DIRECTIVE:
Give the total number of lines with the word "ylabel" in them, and no other words.

------------------------------------------------

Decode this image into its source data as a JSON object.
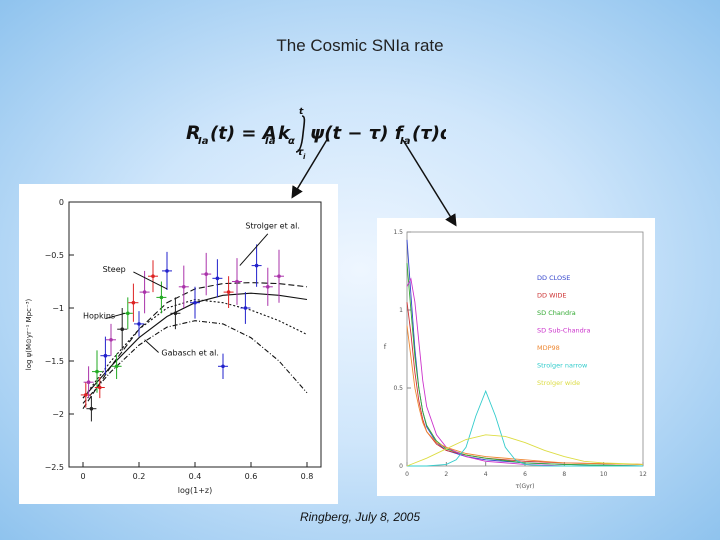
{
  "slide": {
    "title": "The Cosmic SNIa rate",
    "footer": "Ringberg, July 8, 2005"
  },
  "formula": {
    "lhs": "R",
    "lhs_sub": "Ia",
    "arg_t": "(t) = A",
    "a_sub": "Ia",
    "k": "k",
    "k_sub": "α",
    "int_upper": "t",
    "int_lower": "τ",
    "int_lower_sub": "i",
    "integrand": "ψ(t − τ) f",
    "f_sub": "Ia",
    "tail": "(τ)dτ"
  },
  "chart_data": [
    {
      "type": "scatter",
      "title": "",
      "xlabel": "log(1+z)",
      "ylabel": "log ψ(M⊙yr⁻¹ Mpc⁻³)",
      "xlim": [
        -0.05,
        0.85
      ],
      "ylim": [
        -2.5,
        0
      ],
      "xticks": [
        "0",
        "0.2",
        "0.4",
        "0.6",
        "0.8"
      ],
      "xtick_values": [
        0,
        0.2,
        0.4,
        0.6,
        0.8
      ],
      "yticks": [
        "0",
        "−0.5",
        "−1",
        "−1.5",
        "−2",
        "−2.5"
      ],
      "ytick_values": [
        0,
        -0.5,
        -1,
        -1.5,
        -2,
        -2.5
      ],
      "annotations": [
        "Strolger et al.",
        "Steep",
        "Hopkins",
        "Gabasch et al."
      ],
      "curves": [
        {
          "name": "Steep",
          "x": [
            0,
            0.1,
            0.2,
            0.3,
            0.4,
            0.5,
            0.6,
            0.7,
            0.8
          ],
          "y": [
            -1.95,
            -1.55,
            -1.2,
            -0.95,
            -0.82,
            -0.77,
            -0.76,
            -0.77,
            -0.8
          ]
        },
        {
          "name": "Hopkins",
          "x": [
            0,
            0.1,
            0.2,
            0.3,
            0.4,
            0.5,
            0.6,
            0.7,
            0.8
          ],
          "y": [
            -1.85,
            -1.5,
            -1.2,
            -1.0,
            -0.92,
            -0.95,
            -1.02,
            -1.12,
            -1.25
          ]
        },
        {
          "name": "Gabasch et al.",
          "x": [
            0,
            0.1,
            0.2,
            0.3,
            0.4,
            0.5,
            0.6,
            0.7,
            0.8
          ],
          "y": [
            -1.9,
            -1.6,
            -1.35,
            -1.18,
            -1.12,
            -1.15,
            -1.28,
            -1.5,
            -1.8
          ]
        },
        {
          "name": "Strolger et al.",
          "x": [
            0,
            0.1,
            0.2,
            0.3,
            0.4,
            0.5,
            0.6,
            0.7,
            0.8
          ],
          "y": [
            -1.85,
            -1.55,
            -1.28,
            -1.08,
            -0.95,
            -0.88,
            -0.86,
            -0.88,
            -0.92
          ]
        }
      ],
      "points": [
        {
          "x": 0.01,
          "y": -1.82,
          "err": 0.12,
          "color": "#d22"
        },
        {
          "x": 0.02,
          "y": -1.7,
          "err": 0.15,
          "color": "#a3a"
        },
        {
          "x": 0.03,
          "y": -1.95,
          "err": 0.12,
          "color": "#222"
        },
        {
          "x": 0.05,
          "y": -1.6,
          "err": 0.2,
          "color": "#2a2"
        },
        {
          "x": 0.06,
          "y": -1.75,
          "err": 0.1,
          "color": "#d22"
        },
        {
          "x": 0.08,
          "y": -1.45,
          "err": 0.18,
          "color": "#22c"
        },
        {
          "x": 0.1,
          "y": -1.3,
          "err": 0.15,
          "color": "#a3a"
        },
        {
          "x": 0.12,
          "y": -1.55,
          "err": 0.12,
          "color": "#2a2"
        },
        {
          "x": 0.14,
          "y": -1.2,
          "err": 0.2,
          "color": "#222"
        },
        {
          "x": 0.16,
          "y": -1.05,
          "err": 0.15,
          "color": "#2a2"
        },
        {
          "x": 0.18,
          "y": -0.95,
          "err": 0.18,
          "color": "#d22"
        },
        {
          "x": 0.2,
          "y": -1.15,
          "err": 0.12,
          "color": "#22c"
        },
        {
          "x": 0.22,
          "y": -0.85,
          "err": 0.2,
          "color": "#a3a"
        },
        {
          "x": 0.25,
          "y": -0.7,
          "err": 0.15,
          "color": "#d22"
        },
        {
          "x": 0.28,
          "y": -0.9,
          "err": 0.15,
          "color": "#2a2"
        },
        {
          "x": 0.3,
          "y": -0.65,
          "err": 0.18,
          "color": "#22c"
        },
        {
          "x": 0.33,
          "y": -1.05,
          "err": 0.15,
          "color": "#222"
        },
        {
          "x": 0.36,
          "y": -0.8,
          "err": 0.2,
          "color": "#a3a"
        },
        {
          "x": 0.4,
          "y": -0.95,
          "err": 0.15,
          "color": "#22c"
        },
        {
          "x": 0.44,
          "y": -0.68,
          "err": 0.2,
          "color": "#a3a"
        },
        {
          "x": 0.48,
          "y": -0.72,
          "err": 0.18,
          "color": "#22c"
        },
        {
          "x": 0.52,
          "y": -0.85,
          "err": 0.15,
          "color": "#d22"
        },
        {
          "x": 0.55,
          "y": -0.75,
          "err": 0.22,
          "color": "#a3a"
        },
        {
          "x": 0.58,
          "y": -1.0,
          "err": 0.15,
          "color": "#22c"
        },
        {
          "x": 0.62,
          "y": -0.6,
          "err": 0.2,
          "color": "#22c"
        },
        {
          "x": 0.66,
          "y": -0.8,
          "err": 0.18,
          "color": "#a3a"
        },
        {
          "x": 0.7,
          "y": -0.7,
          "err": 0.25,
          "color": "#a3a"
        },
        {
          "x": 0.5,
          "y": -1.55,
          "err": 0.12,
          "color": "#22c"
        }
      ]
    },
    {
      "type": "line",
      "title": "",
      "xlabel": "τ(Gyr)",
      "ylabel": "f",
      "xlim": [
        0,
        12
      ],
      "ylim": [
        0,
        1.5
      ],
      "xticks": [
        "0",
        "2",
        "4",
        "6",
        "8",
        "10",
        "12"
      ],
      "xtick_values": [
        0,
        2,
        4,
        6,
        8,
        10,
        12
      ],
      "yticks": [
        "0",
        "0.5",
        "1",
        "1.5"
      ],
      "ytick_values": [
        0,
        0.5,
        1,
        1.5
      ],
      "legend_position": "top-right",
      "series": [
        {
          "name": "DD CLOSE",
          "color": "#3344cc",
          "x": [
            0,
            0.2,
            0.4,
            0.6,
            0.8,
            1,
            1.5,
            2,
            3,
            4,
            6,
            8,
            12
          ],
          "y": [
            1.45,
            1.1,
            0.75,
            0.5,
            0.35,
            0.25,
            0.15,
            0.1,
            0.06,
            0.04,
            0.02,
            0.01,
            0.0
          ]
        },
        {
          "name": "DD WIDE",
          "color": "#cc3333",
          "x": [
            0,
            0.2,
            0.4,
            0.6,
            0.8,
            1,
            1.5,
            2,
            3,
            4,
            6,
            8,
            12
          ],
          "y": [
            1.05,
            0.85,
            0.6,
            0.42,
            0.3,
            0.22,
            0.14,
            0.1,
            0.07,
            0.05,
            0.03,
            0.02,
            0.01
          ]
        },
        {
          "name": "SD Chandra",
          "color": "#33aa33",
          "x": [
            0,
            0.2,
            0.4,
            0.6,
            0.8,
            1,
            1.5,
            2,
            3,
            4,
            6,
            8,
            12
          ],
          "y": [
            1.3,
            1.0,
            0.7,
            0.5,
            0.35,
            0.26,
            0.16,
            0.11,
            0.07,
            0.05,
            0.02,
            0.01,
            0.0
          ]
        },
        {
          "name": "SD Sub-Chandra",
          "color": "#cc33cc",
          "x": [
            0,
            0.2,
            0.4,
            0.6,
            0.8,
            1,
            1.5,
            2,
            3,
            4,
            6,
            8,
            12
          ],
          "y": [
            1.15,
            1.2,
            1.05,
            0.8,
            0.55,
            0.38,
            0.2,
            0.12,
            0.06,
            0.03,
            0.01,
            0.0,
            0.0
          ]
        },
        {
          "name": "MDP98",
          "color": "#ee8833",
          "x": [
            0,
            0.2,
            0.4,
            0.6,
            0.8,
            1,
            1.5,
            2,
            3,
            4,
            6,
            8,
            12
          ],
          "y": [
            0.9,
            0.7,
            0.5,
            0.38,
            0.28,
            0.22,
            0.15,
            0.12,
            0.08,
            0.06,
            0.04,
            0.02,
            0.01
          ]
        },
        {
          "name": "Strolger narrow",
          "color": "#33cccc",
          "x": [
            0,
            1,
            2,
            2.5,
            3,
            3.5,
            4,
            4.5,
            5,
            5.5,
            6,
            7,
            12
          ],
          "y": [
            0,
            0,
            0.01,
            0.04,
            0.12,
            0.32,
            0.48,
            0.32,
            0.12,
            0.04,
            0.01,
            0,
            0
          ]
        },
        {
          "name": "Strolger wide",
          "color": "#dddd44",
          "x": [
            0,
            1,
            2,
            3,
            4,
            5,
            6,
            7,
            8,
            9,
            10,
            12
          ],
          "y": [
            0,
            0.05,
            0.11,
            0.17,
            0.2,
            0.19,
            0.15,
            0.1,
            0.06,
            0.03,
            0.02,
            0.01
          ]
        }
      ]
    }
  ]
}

------------------------------------------------

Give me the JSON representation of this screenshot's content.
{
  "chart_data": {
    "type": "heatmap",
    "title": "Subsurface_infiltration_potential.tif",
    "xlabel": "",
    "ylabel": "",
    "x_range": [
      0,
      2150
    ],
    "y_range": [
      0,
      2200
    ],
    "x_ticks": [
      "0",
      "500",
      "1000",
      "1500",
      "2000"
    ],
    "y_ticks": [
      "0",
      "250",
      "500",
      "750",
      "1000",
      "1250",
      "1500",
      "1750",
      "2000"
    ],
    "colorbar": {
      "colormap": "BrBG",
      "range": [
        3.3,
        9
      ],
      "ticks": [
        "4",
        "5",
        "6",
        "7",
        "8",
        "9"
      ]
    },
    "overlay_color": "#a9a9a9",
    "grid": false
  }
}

------------------------------------------------

EXPECTED OUTPUT:
3